Information shown:

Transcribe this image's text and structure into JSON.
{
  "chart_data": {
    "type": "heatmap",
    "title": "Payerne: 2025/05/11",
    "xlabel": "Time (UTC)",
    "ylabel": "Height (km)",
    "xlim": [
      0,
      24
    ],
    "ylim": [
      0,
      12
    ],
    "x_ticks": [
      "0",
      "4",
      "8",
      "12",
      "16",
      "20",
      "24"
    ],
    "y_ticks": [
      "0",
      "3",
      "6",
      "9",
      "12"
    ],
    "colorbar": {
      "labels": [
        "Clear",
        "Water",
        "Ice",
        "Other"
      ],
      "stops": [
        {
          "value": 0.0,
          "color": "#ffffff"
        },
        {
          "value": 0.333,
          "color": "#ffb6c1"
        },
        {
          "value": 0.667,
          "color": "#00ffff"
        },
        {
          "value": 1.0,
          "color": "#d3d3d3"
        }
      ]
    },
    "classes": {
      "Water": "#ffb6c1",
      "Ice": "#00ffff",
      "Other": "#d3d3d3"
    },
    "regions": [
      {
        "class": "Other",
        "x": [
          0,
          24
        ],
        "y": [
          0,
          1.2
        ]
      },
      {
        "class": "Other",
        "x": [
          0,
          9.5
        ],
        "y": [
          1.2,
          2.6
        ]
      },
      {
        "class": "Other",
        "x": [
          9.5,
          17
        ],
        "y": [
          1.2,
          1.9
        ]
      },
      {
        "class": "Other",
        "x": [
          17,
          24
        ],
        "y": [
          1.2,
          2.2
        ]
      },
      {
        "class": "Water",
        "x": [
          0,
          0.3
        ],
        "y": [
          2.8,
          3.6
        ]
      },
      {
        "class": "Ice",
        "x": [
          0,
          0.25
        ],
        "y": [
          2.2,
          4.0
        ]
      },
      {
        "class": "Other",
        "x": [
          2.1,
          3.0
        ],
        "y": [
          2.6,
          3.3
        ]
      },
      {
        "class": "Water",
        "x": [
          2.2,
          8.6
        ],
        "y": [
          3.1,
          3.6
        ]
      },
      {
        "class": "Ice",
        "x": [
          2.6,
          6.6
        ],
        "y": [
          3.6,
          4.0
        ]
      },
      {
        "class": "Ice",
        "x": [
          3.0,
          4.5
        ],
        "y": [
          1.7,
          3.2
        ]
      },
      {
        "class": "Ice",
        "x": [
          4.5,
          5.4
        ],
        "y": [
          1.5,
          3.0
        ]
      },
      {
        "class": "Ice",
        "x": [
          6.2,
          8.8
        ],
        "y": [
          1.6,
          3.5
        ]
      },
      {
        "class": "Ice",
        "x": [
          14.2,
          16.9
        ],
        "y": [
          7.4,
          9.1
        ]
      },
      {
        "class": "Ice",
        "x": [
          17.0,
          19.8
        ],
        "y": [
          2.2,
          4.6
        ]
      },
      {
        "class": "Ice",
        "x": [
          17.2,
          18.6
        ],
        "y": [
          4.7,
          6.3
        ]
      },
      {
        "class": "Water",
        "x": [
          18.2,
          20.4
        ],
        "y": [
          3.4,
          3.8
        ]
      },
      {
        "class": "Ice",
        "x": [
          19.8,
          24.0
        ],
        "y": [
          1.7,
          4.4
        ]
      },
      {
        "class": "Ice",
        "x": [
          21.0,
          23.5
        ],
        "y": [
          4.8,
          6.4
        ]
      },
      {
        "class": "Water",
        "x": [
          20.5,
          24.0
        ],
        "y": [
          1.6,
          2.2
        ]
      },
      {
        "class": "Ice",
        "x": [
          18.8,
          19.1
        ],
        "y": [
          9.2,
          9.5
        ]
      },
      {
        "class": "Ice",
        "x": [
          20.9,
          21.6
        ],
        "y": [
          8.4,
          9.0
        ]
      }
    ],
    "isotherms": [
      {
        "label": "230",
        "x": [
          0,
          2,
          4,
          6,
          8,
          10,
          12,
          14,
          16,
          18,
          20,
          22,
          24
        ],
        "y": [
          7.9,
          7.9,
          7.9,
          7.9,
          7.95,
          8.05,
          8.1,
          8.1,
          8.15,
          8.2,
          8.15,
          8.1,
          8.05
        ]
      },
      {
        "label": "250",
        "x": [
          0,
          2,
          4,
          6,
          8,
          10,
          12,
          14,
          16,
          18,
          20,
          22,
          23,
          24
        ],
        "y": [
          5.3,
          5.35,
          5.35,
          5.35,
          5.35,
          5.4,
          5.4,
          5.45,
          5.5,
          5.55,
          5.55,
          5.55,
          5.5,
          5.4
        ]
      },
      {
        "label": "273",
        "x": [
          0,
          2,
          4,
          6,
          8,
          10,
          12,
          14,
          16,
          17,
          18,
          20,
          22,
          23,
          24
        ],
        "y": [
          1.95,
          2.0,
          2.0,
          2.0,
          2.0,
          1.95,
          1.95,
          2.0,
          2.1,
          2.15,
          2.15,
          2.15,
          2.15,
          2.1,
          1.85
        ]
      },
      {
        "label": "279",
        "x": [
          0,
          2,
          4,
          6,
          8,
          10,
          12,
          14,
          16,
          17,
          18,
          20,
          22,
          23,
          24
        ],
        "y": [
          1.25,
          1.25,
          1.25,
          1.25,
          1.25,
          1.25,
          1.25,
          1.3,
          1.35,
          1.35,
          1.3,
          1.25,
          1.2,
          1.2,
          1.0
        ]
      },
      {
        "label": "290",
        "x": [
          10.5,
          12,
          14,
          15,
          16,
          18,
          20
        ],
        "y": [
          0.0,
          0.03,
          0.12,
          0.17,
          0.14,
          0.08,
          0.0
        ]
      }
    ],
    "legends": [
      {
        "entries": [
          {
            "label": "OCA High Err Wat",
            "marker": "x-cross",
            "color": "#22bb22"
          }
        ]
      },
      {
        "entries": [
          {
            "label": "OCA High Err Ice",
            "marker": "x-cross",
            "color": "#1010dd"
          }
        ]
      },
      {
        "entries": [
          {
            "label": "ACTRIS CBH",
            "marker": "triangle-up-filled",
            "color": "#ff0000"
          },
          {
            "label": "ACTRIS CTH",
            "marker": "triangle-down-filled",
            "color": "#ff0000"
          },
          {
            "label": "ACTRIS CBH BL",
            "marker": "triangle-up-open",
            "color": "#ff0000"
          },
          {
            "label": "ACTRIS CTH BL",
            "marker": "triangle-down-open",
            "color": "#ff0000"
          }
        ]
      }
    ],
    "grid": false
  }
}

Task instructions: Every entry above should be retyped exactly as shown.

Answer for this exercise:
Transcribe this image's text and structure into JSON.
{
  "chart_data": {
    "type": "heatmap",
    "title": "Payerne: 2025/05/11",
    "xlabel": "Time (UTC)",
    "ylabel": "Height (km)",
    "xlim": [
      0,
      24
    ],
    "ylim": [
      0,
      12
    ],
    "x_ticks": [
      "0",
      "4",
      "8",
      "12",
      "16",
      "20",
      "24"
    ],
    "y_ticks": [
      "0",
      "3",
      "6",
      "9",
      "12"
    ],
    "colorbar": {
      "labels": [
        "Clear",
        "Water",
        "Ice",
        "Other"
      ],
      "stops": [
        {
          "value": 0.0,
          "color": "#ffffff"
        },
        {
          "value": 0.333,
          "color": "#ffb6c1"
        },
        {
          "value": 0.667,
          "color": "#00ffff"
        },
        {
          "value": 1.0,
          "color": "#d3d3d3"
        }
      ]
    },
    "classes": {
      "Water": "#ffb6c1",
      "Ice": "#00ffff",
      "Other": "#d3d3d3"
    },
    "regions": [
      {
        "class": "Other",
        "x": [
          0,
          24
        ],
        "y": [
          0,
          1.2
        ]
      },
      {
        "class": "Other",
        "x": [
          0,
          9.5
        ],
        "y": [
          1.2,
          2.6
        ]
      },
      {
        "class": "Other",
        "x": [
          9.5,
          17
        ],
        "y": [
          1.2,
          1.9
        ]
      },
      {
        "class": "Other",
        "x": [
          17,
          24
        ],
        "y": [
          1.2,
          2.2
        ]
      },
      {
        "class": "Water",
        "x": [
          0,
          0.3
        ],
        "y": [
          2.8,
          3.6
        ]
      },
      {
        "class": "Ice",
        "x": [
          0,
          0.25
        ],
        "y": [
          2.2,
          4.0
        ]
      },
      {
        "class": "Other",
        "x": [
          2.1,
          3.0
        ],
        "y": [
          2.6,
          3.3
        ]
      },
      {
        "class": "Water",
        "x": [
          2.2,
          8.6
        ],
        "y": [
          3.1,
          3.6
        ]
      },
      {
        "class": "Ice",
        "x": [
          2.6,
          6.6
        ],
        "y": [
          3.6,
          4.0
        ]
      },
      {
        "class": "Ice",
        "x": [
          3.0,
          4.5
        ],
        "y": [
          1.7,
          3.2
        ]
      },
      {
        "class": "Ice",
        "x": [
          4.5,
          5.4
        ],
        "y": [
          1.5,
          3.0
        ]
      },
      {
        "class": "Ice",
        "x": [
          6.2,
          8.8
        ],
        "y": [
          1.6,
          3.5
        ]
      },
      {
        "class": "Ice",
        "x": [
          14.2,
          16.9
        ],
        "y": [
          7.4,
          9.1
        ]
      },
      {
        "class": "Ice",
        "x": [
          17.0,
          19.8
        ],
        "y": [
          2.2,
          4.6
        ]
      },
      {
        "class": "Ice",
        "x": [
          17.2,
          18.6
        ],
        "y": [
          4.7,
          6.3
        ]
      },
      {
        "class": "Water",
        "x": [
          18.2,
          20.4
        ],
        "y": [
          3.4,
          3.8
        ]
      },
      {
        "class": "Ice",
        "x": [
          19.8,
          24.0
        ],
        "y": [
          1.7,
          4.4
        ]
      },
      {
        "class": "Ice",
        "x": [
          21.0,
          23.5
        ],
        "y": [
          4.8,
          6.4
        ]
      },
      {
        "class": "Water",
        "x": [
          20.5,
          24.0
        ],
        "y": [
          1.6,
          2.2
        ]
      },
      {
        "class": "Ice",
        "x": [
          18.8,
          19.1
        ],
        "y": [
          9.2,
          9.5
        ]
      },
      {
        "class": "Ice",
        "x": [
          20.9,
          21.6
        ],
        "y": [
          8.4,
          9.0
        ]
      }
    ],
    "isotherms": [
      {
        "label": "230",
        "x": [
          0,
          2,
          4,
          6,
          8,
          10,
          12,
          14,
          16,
          18,
          20,
          22,
          24
        ],
        "y": [
          7.9,
          7.9,
          7.9,
          7.9,
          7.95,
          8.05,
          8.1,
          8.1,
          8.15,
          8.2,
          8.15,
          8.1,
          8.05
        ]
      },
      {
        "label": "250",
        "x": [
          0,
          2,
          4,
          6,
          8,
          10,
          12,
          14,
          16,
          18,
          20,
          22,
          23,
          24
        ],
        "y": [
          5.3,
          5.35,
          5.35,
          5.35,
          5.35,
          5.4,
          5.4,
          5.45,
          5.5,
          5.55,
          5.55,
          5.55,
          5.5,
          5.4
        ]
      },
      {
        "label": "273",
        "x": [
          0,
          2,
          4,
          6,
          8,
          10,
          12,
          14,
          16,
          17,
          18,
          20,
          22,
          23,
          24
        ],
        "y": [
          1.95,
          2.0,
          2.0,
          2.0,
          2.0,
          1.95,
          1.95,
          2.0,
          2.1,
          2.15,
          2.15,
          2.15,
          2.15,
          2.1,
          1.85
        ]
      },
      {
        "label": "279",
        "x": [
          0,
          2,
          4,
          6,
          8,
          10,
          12,
          14,
          16,
          17,
          18,
          20,
          22,
          23,
          24
        ],
        "y": [
          1.25,
          1.25,
          1.25,
          1.25,
          1.25,
          1.25,
          1.25,
          1.3,
          1.35,
          1.35,
          1.3,
          1.25,
          1.2,
          1.2,
          1.0
        ]
      },
      {
        "label": "290",
        "x": [
          10.5,
          12,
          14,
          15,
          16,
          18,
          20
        ],
        "y": [
          0.0,
          0.03,
          0.12,
          0.17,
          0.14,
          0.08,
          0.0
        ]
      }
    ],
    "legends": [
      {
        "entries": [
          {
            "label": "OCA High Err Wat",
            "marker": "x-cross",
            "color": "#22bb22"
          }
        ]
      },
      {
        "entries": [
          {
            "label": "OCA High Err Ice",
            "marker": "x-cross",
            "color": "#1010dd"
          }
        ]
      },
      {
        "entries": [
          {
            "label": "ACTRIS CBH",
            "marker": "triangle-up-filled",
            "color": "#ff0000"
          },
          {
            "label": "ACTRIS CTH",
            "marker": "triangle-down-filled",
            "color": "#ff0000"
          },
          {
            "label": "ACTRIS CBH BL",
            "marker": "triangle-up-open",
            "color": "#ff0000"
          },
          {
            "label": "ACTRIS CTH BL",
            "marker": "triangle-down-open",
            "color": "#ff0000"
          }
        ]
      }
    ],
    "grid": false
  }
}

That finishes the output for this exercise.